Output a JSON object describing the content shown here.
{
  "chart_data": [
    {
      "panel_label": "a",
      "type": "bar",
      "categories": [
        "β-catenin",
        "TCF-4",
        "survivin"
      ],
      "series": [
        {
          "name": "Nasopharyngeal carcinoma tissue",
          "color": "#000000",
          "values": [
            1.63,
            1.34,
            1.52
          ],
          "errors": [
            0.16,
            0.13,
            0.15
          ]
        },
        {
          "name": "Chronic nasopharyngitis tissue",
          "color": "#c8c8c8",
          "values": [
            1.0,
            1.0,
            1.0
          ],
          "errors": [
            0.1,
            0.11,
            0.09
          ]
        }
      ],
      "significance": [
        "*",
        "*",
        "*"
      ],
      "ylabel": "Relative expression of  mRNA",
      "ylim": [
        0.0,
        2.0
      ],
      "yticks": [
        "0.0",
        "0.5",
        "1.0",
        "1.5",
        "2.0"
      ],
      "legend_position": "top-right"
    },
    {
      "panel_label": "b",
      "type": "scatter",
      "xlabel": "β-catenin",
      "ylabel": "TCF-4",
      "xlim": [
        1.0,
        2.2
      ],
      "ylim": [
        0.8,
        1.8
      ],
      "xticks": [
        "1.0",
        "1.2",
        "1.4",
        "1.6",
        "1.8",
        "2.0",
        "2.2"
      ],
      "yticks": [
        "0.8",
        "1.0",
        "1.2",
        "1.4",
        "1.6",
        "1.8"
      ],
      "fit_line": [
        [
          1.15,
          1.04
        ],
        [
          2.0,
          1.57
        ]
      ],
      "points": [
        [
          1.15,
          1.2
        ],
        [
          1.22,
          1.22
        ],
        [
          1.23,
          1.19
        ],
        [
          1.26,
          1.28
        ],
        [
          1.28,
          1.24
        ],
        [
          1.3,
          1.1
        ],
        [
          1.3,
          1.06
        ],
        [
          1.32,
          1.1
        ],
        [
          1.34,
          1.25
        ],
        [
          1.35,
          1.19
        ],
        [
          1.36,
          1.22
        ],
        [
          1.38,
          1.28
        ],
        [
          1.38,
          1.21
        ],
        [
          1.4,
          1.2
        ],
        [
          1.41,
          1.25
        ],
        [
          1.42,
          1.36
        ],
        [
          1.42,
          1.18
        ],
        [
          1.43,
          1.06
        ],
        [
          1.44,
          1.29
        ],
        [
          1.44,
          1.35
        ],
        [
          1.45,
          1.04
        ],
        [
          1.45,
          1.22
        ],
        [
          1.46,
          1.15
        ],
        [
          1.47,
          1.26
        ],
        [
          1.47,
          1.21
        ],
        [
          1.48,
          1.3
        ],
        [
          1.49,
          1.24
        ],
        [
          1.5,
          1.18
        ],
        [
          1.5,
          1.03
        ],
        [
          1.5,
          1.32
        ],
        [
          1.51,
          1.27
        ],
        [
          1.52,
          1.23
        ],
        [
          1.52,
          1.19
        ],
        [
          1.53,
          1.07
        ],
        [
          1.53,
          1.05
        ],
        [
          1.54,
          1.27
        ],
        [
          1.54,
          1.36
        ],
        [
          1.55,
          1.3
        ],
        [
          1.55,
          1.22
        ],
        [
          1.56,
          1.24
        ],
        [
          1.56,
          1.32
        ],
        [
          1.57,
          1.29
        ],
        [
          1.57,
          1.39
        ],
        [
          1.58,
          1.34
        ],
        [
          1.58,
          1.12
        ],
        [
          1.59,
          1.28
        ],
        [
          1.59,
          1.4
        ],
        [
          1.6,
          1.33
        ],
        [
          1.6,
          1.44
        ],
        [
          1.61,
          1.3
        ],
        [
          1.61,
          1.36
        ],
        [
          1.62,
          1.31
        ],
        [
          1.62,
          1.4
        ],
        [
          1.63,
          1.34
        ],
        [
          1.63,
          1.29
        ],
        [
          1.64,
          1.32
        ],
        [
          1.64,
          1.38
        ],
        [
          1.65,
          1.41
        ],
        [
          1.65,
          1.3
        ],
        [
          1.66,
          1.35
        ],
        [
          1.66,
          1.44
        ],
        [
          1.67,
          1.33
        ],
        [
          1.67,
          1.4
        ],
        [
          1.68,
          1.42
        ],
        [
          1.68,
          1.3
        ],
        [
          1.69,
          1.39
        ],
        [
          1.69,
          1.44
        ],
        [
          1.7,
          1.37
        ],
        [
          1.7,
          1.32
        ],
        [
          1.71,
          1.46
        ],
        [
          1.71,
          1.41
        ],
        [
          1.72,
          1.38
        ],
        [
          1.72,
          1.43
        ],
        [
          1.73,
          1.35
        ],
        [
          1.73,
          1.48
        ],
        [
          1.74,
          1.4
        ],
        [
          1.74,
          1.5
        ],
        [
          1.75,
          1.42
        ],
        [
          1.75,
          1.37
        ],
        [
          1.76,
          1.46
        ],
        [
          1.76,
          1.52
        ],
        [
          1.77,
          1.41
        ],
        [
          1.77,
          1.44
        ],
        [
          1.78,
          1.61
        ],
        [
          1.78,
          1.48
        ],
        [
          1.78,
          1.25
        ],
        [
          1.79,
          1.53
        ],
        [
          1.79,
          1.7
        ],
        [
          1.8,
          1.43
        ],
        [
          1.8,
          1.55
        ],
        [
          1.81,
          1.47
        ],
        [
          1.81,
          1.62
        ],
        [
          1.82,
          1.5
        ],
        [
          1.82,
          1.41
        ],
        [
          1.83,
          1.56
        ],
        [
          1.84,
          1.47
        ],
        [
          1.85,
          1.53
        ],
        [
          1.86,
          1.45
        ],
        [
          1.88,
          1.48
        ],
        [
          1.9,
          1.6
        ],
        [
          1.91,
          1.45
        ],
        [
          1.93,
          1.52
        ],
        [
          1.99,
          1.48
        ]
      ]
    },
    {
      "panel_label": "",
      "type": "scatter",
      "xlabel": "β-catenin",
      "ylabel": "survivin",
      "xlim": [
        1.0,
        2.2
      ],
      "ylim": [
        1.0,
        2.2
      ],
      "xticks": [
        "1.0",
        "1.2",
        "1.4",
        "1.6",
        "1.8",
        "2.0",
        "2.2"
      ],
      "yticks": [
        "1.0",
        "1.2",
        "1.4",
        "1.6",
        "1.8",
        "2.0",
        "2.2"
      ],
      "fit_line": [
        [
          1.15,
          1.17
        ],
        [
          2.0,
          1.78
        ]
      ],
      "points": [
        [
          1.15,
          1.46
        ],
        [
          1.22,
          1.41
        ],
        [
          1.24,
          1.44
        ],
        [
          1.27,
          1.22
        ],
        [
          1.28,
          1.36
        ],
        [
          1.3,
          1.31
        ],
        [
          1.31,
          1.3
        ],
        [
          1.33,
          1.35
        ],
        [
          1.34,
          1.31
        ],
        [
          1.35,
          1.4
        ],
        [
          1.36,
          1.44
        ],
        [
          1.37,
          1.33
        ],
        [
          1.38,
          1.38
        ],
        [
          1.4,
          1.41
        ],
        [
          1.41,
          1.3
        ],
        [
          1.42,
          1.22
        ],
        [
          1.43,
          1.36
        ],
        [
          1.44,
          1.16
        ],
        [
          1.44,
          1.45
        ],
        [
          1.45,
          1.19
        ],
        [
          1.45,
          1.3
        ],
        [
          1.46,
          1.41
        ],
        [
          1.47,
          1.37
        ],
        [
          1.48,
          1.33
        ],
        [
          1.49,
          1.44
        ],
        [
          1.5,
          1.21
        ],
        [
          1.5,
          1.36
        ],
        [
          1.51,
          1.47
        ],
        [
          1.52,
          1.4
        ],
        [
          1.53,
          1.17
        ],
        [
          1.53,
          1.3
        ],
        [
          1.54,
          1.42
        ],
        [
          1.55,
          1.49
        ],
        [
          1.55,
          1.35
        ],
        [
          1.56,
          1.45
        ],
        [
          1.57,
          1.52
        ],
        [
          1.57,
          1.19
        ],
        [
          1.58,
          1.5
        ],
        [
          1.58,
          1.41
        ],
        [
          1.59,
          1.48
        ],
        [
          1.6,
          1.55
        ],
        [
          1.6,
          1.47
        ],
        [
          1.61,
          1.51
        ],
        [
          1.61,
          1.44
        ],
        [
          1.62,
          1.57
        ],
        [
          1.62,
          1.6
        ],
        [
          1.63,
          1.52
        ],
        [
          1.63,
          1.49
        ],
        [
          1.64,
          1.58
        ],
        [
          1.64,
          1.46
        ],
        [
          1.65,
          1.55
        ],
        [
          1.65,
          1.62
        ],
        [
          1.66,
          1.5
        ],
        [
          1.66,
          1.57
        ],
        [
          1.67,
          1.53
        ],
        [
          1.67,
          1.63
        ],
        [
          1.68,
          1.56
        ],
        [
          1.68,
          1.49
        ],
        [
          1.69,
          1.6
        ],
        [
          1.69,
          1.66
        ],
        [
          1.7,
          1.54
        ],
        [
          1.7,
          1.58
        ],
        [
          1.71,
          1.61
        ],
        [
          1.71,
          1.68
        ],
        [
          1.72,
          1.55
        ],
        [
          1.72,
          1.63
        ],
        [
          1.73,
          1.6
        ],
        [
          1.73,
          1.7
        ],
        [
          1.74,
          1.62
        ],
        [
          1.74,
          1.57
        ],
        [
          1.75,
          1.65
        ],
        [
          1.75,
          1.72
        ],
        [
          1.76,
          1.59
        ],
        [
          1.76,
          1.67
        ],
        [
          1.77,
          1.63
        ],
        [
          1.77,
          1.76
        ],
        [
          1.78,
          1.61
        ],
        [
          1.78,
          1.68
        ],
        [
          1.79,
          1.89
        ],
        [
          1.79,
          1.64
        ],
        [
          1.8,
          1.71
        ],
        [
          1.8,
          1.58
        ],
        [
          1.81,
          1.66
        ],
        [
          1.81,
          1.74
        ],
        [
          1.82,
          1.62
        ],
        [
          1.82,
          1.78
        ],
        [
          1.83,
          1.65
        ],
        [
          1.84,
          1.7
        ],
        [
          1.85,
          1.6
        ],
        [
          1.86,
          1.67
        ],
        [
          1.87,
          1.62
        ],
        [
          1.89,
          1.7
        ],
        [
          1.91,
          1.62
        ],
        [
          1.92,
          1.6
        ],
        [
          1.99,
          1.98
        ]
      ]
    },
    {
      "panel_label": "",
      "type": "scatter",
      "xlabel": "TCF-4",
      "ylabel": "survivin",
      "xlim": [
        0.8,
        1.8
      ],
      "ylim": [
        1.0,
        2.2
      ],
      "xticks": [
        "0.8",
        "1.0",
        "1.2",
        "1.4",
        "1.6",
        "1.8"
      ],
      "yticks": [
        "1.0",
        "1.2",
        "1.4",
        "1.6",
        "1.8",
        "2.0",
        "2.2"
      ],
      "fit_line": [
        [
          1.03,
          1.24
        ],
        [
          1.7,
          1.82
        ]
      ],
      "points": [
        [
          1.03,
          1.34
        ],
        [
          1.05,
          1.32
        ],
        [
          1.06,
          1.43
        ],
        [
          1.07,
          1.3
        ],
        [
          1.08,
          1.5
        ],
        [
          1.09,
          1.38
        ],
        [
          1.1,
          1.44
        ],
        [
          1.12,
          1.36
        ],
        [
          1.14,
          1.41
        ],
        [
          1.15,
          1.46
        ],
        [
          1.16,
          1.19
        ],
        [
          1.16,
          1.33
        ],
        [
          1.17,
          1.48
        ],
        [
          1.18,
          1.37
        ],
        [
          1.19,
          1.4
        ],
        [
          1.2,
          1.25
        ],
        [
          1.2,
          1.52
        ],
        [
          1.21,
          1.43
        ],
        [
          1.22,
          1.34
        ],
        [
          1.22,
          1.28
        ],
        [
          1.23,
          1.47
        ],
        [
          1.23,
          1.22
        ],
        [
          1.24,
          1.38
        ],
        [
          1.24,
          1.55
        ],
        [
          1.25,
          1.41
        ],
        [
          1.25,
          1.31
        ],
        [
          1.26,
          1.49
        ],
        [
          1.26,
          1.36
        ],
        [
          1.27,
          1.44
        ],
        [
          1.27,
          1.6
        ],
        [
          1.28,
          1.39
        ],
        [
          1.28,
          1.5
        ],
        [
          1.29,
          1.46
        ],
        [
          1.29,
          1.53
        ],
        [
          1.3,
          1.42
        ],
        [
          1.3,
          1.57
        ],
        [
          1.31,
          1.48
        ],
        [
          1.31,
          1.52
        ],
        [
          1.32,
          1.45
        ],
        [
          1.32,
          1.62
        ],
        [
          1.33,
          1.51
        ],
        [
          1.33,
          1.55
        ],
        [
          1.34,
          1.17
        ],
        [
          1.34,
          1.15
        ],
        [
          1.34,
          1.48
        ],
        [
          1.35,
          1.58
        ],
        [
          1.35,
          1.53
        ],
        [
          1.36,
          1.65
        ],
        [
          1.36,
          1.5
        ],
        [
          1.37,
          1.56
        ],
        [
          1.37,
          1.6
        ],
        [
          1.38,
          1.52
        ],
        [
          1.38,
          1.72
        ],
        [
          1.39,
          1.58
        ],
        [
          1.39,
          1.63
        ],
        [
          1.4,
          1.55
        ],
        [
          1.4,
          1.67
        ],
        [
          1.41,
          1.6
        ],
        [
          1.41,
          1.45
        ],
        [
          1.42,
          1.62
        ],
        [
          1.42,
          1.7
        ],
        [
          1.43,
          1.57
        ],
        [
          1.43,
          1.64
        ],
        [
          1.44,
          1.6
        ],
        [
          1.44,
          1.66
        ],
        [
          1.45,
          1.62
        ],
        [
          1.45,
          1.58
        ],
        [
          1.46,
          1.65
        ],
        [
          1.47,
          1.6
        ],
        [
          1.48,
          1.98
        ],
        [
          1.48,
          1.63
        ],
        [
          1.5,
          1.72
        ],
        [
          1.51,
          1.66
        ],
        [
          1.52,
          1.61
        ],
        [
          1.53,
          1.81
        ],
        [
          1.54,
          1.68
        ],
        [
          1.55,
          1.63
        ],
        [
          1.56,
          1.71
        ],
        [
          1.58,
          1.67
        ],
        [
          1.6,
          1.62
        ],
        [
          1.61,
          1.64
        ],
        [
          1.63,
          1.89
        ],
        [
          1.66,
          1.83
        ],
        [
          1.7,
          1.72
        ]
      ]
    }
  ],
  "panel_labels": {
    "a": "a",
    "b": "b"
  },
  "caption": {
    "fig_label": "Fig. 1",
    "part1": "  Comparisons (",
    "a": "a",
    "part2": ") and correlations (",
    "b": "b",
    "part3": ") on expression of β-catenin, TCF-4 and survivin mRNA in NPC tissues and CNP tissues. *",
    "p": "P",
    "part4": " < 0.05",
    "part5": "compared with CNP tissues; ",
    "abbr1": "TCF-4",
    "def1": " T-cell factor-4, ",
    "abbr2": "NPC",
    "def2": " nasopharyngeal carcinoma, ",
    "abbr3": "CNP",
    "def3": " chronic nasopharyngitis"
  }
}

******************************

### TASK TO COMPLETE
Pull every line containing "expression" from the entries above and copy it.

### RESPONSE
      "ylabel": "Relative expression of  mRNA",
    "part3": ") on expression of β-catenin, TCF-4 and survivin mRNA in NPC tissues and CNP tissues. *",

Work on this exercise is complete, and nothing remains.